WRITTEN REQUEST » Give the lines of the items that open with the line containing "data-point-proton-4 bbox=[93, 319, 96, 321]" and close with the line containing "data-point-proton-3 bbox=[543, 329, 546, 331]" as a JSON list of strings, one string per line, with blank lines omitted.

>> Begin RECORDS SUPPLIED

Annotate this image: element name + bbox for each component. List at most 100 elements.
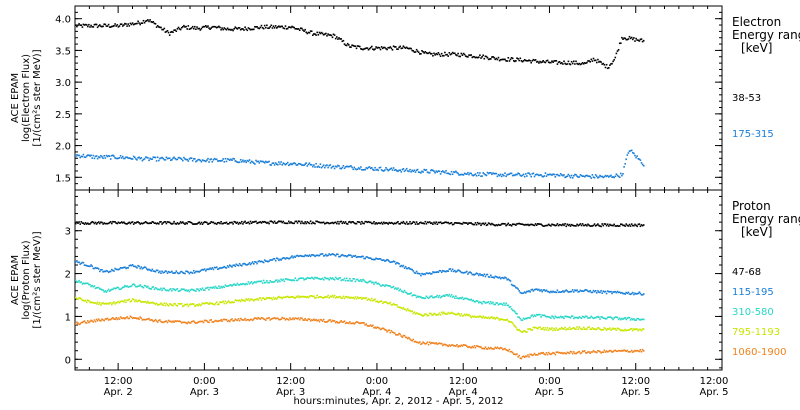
data-point-proton-4 bbox=[93, 319, 96, 321]
data-point-proton-3 bbox=[260, 299, 263, 301]
data-point-proton-2 bbox=[608, 316, 610, 318]
data-point-proton-1 bbox=[404, 266, 407, 268]
data-point-proton-4 bbox=[479, 346, 481, 348]
data-point-electron-1 bbox=[291, 163, 293, 166]
data-point-electron-0 bbox=[460, 52, 463, 55]
data-point-electron-1 bbox=[171, 158, 173, 161]
data-point-proton-4 bbox=[393, 332, 396, 334]
data-point-proton-2 bbox=[336, 277, 338, 280]
data-point-electron-1 bbox=[331, 165, 334, 168]
data-point-electron-0 bbox=[598, 61, 600, 63]
data-point-electron-0 bbox=[248, 27, 251, 30]
data-point-electron-1 bbox=[141, 159, 144, 162]
data-point-proton-2 bbox=[151, 286, 154, 289]
data-point-proton-2 bbox=[191, 288, 194, 291]
data-point-proton-2 bbox=[184, 289, 186, 292]
data-point-proton-1 bbox=[286, 257, 289, 259]
data-point-proton-2 bbox=[549, 316, 551, 319]
data-point-proton-4 bbox=[461, 345, 464, 347]
data-point-proton-0 bbox=[569, 225, 572, 227]
data-point-electron-0 bbox=[485, 55, 488, 58]
data-point-proton-2 bbox=[609, 316, 611, 318]
data-point-proton-0 bbox=[239, 222, 242, 225]
data-point-electron-0 bbox=[468, 54, 470, 56]
data-point-electron-0 bbox=[131, 22, 134, 24]
data-point-proton-4 bbox=[242, 319, 244, 321]
data-point-proton-0 bbox=[388, 221, 390, 224]
data-point-electron-1 bbox=[387, 169, 389, 172]
data-point-proton-3 bbox=[597, 327, 599, 329]
data-point-proton-1 bbox=[562, 290, 564, 292]
data-point-proton-2 bbox=[194, 289, 196, 292]
data-point-proton-1 bbox=[637, 292, 640, 295]
data-point-proton-1 bbox=[634, 292, 636, 295]
data-point-proton-4 bbox=[92, 321, 95, 323]
data-point-proton-3 bbox=[543, 329, 546, 331]
data-point-electron-1 bbox=[600, 175, 602, 178]
data-point-proton-4 bbox=[413, 341, 416, 343]
data-point-electron-1 bbox=[502, 173, 504, 176]
data-point-electron-0 bbox=[592, 57, 595, 60]
data-point-proton-3 bbox=[462, 314, 465, 317]
data-point-proton-1 bbox=[596, 292, 598, 294]
data-point-electron-1 bbox=[259, 160, 262, 162]
data-point-proton-0 bbox=[520, 223, 523, 225]
data-point-proton-1 bbox=[226, 265, 229, 267]
data-point-electron-0 bbox=[296, 28, 299, 30]
data-point-proton-3 bbox=[627, 329, 630, 331]
data-point-proton-0 bbox=[160, 221, 162, 223]
data-point-proton-0 bbox=[640, 224, 643, 226]
data-point-proton-4 bbox=[369, 324, 372, 326]
data-point-electron-1 bbox=[208, 161, 210, 163]
data-point-proton-0 bbox=[137, 221, 139, 223]
data-point-electron-0 bbox=[519, 57, 522, 60]
data-point-proton-3 bbox=[432, 314, 434, 316]
data-point-electron-0 bbox=[470, 54, 472, 56]
data-point-electron-1 bbox=[279, 163, 281, 165]
data-point-proton-2 bbox=[621, 317, 623, 320]
data-point-proton-2 bbox=[360, 279, 362, 281]
data-point-electron-0 bbox=[563, 60, 565, 63]
data-point-electron-1 bbox=[142, 158, 145, 161]
data-point-proton-4 bbox=[503, 348, 505, 350]
data-point-proton-2 bbox=[234, 284, 237, 286]
data-point-electron-0 bbox=[525, 59, 527, 62]
data-point-proton-2 bbox=[641, 318, 644, 321]
data-point-proton-2 bbox=[256, 280, 258, 283]
legend-title-proton: Proton bbox=[732, 199, 771, 213]
data-point-proton-2 bbox=[188, 290, 191, 293]
data-point-proton-4 bbox=[334, 321, 337, 324]
data-point-electron-1 bbox=[401, 168, 404, 171]
data-point-proton-0 bbox=[119, 222, 122, 224]
data-point-electron-1 bbox=[505, 175, 507, 178]
data-point-proton-1 bbox=[151, 268, 154, 271]
data-point-proton-3 bbox=[408, 309, 410, 312]
data-point-proton-2 bbox=[505, 302, 507, 305]
data-point-proton-2 bbox=[190, 288, 193, 291]
data-point-electron-0 bbox=[503, 58, 505, 61]
data-point-proton-4 bbox=[464, 344, 467, 346]
data-point-electron-1 bbox=[253, 162, 255, 164]
data-point-proton-4 bbox=[417, 342, 420, 344]
data-point-electron-1 bbox=[280, 161, 282, 163]
data-point-electron-0 bbox=[297, 28, 300, 30]
data-point-proton-4 bbox=[469, 346, 471, 349]
data-point-proton-3 bbox=[193, 303, 195, 305]
data-point-proton-2 bbox=[472, 299, 475, 302]
data-point-electron-1 bbox=[485, 174, 488, 177]
data-point-proton-3 bbox=[284, 296, 287, 298]
data-point-electron-1 bbox=[612, 176, 614, 178]
data-point-proton-3 bbox=[570, 327, 573, 330]
data-point-proton-4 bbox=[498, 347, 501, 350]
legend-title-electron: [keV] bbox=[741, 41, 772, 55]
data-point-proton-1 bbox=[476, 273, 479, 275]
data-point-proton-1 bbox=[590, 291, 593, 294]
data-point-electron-1 bbox=[355, 168, 358, 171]
data-point-electron-1 bbox=[641, 163, 644, 166]
data-point-proton-0 bbox=[151, 221, 154, 223]
data-point-electron-0 bbox=[243, 29, 245, 31]
data-point-proton-1 bbox=[271, 259, 274, 261]
data-point-proton-1 bbox=[280, 259, 282, 261]
data-point-electron-0 bbox=[271, 27, 274, 29]
data-point-proton-3 bbox=[135, 299, 137, 301]
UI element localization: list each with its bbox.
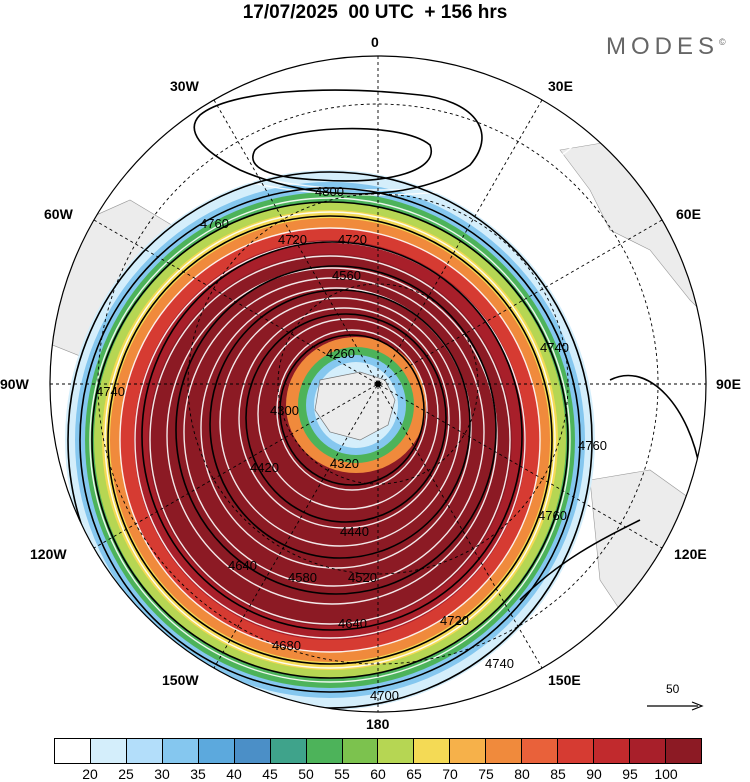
colorbar-swatch xyxy=(306,739,343,763)
lon-label-120e: 120E xyxy=(674,546,707,562)
lon-label-150w: 150W xyxy=(162,672,199,688)
colorbar-tick-label: 70 xyxy=(442,766,458,782)
colorbar xyxy=(54,738,702,764)
graticule xyxy=(50,56,706,712)
brand-logo: MODES© xyxy=(606,33,726,60)
contour-label: 4760 xyxy=(200,216,229,231)
south-pole-marker xyxy=(375,381,381,387)
contour-label: 4740 xyxy=(485,656,514,671)
colorbar-swatch xyxy=(234,739,271,763)
colorbar-tick-label: 55 xyxy=(334,766,350,782)
contour-label: 4760 xyxy=(578,438,607,453)
colorbar-swatch xyxy=(342,739,379,763)
contour-label: 4320 xyxy=(330,456,359,471)
colorbar-swatch xyxy=(630,739,666,763)
lon-label-180: 180 xyxy=(366,716,390,732)
colorbar-tick-label: 60 xyxy=(370,766,386,782)
colorbar-tick-label: 35 xyxy=(190,766,206,782)
colorbar-swatch xyxy=(198,739,235,763)
contour-label: 4580 xyxy=(288,570,317,585)
map-boundary xyxy=(49,55,707,713)
colorbar-swatch xyxy=(522,739,559,763)
map-title: 17/07/2025 00 UTC + 156 hrs xyxy=(242,2,508,23)
australia-landmass xyxy=(589,469,706,661)
lon-label-30w: 30W xyxy=(170,78,199,94)
colorbar-tick-label: 75 xyxy=(478,766,494,782)
colorbar-tick-label: 95 xyxy=(622,766,638,782)
wind-speed-field xyxy=(50,56,706,712)
contour-label: 4720 xyxy=(338,232,367,247)
colorbar-swatch xyxy=(558,739,595,763)
colorbar-tick-label: 50 xyxy=(298,766,314,782)
contour-label: 4800 xyxy=(315,184,344,199)
contour-label: 4700 xyxy=(370,688,399,703)
colorbar-tick-label: 65 xyxy=(406,766,422,782)
colorbar-tick-label: 40 xyxy=(226,766,242,782)
contour-label: 4420 xyxy=(250,460,279,475)
colorbar-swatch xyxy=(162,739,199,763)
contour-label: 4300 xyxy=(270,403,299,418)
colorbar-tick-label: 90 xyxy=(586,766,602,782)
colorbar-swatch xyxy=(126,739,163,763)
colorbar-swatch xyxy=(594,739,630,763)
lon-label-120w: 120W xyxy=(30,546,67,562)
lon-label-0: 0 xyxy=(371,34,379,50)
height-contours xyxy=(67,89,701,709)
reference-vector: 50 xyxy=(646,682,704,716)
colorbar-swatch xyxy=(55,739,91,763)
colorbar-tick-label: 85 xyxy=(550,766,566,782)
colorbar-tick-label: 20 xyxy=(82,766,98,782)
colorbar-swatch xyxy=(270,739,307,763)
contour-label: 4720 xyxy=(278,232,307,247)
colorbar-tick-label: 30 xyxy=(154,766,170,782)
lon-label-30e: 30E xyxy=(548,78,573,94)
streamlines xyxy=(89,69,581,683)
antarctica-landmass xyxy=(314,371,396,441)
colorbar-swatch xyxy=(378,739,415,763)
contour-label: 4640 xyxy=(338,616,367,631)
contour-label-group: 4800 4760 4720 4720 4740 4740 4760 4760 … xyxy=(96,184,607,703)
contour-label: 4640 xyxy=(228,558,257,573)
lon-label-90e: 90E xyxy=(716,376,741,392)
colorbar-tick-label: 100 xyxy=(654,766,678,782)
contour-label: 4720 xyxy=(440,613,469,628)
contour-label: 4740 xyxy=(96,384,125,399)
colorbar-swatch xyxy=(90,739,127,763)
colorbar-tick-label: 25 xyxy=(118,766,134,782)
lon-label-150e: 150E xyxy=(548,672,581,688)
colorbar-swatch xyxy=(486,739,523,763)
lon-label-90w: 90W xyxy=(0,376,29,392)
colorbar-swatch xyxy=(450,739,487,763)
colorbar-swatch xyxy=(665,739,701,763)
colorbar-tick-label: 45 xyxy=(262,766,278,782)
lon-label-60e: 60E xyxy=(676,206,701,222)
colorbar-ticks: 20 25 30 35 40 45 50 55 60 65 70 75 80 85 90 95 100 xyxy=(54,766,702,782)
reference-vector-label: 50 xyxy=(666,682,680,696)
reference-arrow-icon xyxy=(647,701,704,711)
colorbar-tick-label: 80 xyxy=(514,766,530,782)
lon-label-60w: 60W xyxy=(44,206,73,222)
contour-label: 4560 xyxy=(332,268,361,283)
contour-label: 4680 xyxy=(272,638,301,653)
contour-label: 4740 xyxy=(540,340,569,355)
contour-label: 4260 xyxy=(326,346,355,361)
colorbar-swatch xyxy=(414,739,451,763)
contour-label: 4440 xyxy=(340,524,369,539)
contour-label: 4760 xyxy=(538,508,567,523)
contour-label: 4520 xyxy=(348,570,377,585)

>> End RECORDS SUPPLIED

RESULT »
[
  "data-point-proton-4 bbox=[93, 319, 96, 321]",
  "data-point-proton-3 bbox=[260, 299, 263, 301]",
  "data-point-proton-2 bbox=[608, 316, 610, 318]",
  "data-point-proton-1 bbox=[404, 266, 407, 268]",
  "data-point-proton-4 bbox=[479, 346, 481, 348]",
  "data-point-electron-1 bbox=[291, 163, 293, 166]",
  "data-point-electron-0 bbox=[460, 52, 463, 55]",
  "data-point-electron-1 bbox=[171, 158, 173, 161]",
  "data-point-proton-4 bbox=[393, 332, 396, 334]",
  "data-point-proton-2 bbox=[336, 277, 338, 280]",
  "data-point-electron-1 bbox=[331, 165, 334, 168]",
  "data-point-electron-0 bbox=[598, 61, 600, 63]",
  "data-point-electron-0 bbox=[248, 27, 251, 30]",
  "data-point-electron-1 bbox=[141, 159, 144, 162]",
  "data-point-proton-2 bbox=[151, 286, 154, 289]",
  "data-point-proton-2 bbox=[191, 288, 194, 291]",
  "data-point-proton-2 bbox=[184, 289, 186, 292]",
  "data-point-proton-1 bbox=[286, 257, 289, 259]",
  "data-point-proton-2 bbox=[549, 316, 551, 319]",
  "data-point-proton-4 bbox=[461, 345, 464, 347]",
  "data-point-proton-0 bbox=[569, 225, 572, 227]",
  "data-point-electron-0 bbox=[485, 55, 488, 58]",
  "data-point-proton-2 bbox=[609, 316, 611, 318]",
  "data-point-proton-0 bbox=[239, 222, 242, 225]",
  "data-point-electron-0 bbox=[468, 54, 470, 56]",
  "data-point-electron-0 bbox=[131, 22, 134, 24]",
  "data-point-proton-4 bbox=[242, 319, 244, 321]",
  "data-point-proton-0 bbox=[388, 221, 390, 224]",
  "data-point-electron-1 bbox=[387, 169, 389, 172]",
  "data-point-proton-3 bbox=[597, 327, 599, 329]",
  "data-point-proton-1 bbox=[562, 290, 564, 292]",
  "data-point-proton-2 bbox=[194, 289, 196, 292]",
  "data-point-proton-1 bbox=[637, 292, 640, 295]",
  "data-point-proton-1 bbox=[634, 292, 636, 295]",
  "data-point-proton-4 bbox=[92, 321, 95, 323]",
  "data-point-proton-3 bbox=[543, 329, 546, 331]"
]